◆ WHAT IS NEEDED ◆
Count how many lines below contain the word "value", then give that number alone.

◆ LISTED ENTRIES ◆
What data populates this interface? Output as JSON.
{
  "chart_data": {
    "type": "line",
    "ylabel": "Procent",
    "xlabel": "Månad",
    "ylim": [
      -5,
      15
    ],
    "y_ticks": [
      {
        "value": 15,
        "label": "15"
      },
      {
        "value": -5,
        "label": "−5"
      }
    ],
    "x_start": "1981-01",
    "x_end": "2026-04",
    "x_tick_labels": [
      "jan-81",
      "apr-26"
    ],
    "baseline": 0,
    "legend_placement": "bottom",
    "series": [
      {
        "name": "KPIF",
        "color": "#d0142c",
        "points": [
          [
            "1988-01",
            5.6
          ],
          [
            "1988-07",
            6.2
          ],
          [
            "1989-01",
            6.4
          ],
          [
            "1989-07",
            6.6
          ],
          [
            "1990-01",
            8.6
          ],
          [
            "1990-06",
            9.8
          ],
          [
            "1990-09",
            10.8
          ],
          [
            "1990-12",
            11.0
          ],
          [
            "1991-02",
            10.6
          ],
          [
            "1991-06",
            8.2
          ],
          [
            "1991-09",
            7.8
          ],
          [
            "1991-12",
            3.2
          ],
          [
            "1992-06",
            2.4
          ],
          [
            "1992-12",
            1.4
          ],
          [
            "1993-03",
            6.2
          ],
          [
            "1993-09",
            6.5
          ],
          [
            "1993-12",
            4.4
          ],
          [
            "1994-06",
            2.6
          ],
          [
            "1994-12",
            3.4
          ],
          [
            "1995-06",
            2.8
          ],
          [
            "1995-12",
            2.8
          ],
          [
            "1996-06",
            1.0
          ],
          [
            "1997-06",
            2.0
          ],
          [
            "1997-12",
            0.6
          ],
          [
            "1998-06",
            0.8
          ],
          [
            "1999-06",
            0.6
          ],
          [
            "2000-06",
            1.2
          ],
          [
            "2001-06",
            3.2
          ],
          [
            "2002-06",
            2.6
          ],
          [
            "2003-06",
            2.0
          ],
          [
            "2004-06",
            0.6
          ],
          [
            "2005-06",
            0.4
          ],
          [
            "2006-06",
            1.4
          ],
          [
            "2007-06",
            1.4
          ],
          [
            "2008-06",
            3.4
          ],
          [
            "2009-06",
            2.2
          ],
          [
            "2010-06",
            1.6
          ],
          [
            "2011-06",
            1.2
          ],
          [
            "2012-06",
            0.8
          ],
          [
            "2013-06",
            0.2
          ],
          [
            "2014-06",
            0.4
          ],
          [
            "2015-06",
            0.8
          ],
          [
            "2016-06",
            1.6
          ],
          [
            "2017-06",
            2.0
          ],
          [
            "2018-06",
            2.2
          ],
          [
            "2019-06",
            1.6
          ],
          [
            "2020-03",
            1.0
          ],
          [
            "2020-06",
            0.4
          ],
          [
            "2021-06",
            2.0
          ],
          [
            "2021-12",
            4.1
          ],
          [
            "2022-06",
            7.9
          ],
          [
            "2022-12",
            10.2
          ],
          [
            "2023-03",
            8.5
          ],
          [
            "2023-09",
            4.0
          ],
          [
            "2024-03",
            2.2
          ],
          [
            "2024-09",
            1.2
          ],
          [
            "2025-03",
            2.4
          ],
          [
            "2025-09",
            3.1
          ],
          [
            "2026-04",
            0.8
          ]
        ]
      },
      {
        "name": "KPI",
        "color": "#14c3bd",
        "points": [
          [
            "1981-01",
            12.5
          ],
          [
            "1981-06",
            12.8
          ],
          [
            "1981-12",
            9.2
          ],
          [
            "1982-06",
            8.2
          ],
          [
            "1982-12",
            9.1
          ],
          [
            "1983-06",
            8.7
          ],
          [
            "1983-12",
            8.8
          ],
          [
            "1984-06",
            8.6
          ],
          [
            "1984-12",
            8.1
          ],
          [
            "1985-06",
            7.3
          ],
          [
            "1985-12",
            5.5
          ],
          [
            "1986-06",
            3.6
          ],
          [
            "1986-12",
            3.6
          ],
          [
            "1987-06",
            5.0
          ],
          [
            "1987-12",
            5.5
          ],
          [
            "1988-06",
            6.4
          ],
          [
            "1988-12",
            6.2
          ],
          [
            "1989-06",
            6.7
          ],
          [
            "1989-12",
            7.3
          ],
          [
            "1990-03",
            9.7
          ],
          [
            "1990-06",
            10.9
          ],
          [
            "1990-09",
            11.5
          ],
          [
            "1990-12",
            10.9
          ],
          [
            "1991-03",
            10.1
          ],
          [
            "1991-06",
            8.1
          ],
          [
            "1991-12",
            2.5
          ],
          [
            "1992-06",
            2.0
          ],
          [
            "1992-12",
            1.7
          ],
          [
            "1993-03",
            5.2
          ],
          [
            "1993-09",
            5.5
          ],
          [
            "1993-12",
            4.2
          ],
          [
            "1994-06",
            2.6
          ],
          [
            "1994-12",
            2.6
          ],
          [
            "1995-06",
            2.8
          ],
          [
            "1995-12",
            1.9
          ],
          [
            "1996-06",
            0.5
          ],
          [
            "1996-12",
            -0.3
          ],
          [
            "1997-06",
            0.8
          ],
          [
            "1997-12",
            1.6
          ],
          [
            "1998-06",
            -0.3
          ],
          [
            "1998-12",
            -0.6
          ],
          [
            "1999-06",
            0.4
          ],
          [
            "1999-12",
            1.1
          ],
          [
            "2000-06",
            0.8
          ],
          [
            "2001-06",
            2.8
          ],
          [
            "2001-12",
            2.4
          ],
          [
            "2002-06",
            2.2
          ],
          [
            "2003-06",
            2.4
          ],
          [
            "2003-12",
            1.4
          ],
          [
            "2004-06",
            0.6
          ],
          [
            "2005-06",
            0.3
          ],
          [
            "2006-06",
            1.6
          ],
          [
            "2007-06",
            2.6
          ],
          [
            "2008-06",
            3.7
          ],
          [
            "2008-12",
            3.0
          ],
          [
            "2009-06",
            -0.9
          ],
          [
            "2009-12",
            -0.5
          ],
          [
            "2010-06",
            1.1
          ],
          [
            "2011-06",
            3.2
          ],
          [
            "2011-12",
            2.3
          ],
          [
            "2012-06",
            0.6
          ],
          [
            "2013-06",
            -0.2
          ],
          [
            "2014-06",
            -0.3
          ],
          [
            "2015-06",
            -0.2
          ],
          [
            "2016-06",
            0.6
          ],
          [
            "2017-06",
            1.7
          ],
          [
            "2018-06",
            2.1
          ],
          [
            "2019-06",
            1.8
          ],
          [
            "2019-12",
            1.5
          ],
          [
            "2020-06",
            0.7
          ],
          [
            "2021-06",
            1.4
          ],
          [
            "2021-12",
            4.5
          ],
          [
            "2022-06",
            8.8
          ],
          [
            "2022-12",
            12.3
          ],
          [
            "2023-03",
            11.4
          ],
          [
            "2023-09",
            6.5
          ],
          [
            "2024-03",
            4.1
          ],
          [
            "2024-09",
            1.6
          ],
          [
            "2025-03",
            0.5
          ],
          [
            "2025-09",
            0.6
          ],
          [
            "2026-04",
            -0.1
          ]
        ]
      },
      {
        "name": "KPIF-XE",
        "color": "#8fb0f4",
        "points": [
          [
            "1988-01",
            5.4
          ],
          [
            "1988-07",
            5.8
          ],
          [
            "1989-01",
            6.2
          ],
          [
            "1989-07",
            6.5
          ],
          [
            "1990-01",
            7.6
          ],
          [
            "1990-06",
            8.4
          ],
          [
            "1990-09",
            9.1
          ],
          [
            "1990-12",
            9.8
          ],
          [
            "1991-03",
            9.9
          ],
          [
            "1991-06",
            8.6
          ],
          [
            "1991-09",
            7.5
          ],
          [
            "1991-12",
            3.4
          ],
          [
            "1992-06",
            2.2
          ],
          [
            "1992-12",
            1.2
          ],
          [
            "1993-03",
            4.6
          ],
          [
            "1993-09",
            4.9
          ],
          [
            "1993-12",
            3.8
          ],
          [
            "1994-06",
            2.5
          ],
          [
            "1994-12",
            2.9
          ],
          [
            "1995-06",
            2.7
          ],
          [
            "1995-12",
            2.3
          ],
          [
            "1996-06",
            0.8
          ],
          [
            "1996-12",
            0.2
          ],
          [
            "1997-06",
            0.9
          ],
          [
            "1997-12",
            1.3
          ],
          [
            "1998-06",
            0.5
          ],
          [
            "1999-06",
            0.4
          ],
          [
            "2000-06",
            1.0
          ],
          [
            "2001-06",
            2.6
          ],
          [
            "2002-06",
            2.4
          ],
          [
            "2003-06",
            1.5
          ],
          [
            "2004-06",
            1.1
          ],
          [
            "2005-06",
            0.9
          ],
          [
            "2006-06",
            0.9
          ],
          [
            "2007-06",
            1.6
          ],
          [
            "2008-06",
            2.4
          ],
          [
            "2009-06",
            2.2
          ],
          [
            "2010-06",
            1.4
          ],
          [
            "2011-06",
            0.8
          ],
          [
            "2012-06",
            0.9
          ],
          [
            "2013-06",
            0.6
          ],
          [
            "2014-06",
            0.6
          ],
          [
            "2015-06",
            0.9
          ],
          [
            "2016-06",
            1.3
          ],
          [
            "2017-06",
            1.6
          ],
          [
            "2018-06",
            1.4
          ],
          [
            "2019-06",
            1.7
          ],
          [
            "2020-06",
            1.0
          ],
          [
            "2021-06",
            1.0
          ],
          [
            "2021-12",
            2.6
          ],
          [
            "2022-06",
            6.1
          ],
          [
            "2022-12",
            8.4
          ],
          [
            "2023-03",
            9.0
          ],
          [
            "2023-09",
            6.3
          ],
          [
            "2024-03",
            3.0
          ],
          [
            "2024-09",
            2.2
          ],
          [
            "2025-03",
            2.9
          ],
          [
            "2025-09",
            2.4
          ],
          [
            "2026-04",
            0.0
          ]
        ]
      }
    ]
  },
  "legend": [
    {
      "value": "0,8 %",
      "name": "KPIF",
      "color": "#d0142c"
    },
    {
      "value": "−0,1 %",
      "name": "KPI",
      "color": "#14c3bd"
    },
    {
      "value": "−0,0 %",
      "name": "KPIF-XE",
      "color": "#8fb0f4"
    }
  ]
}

◆ TASK ANSWER ◆
5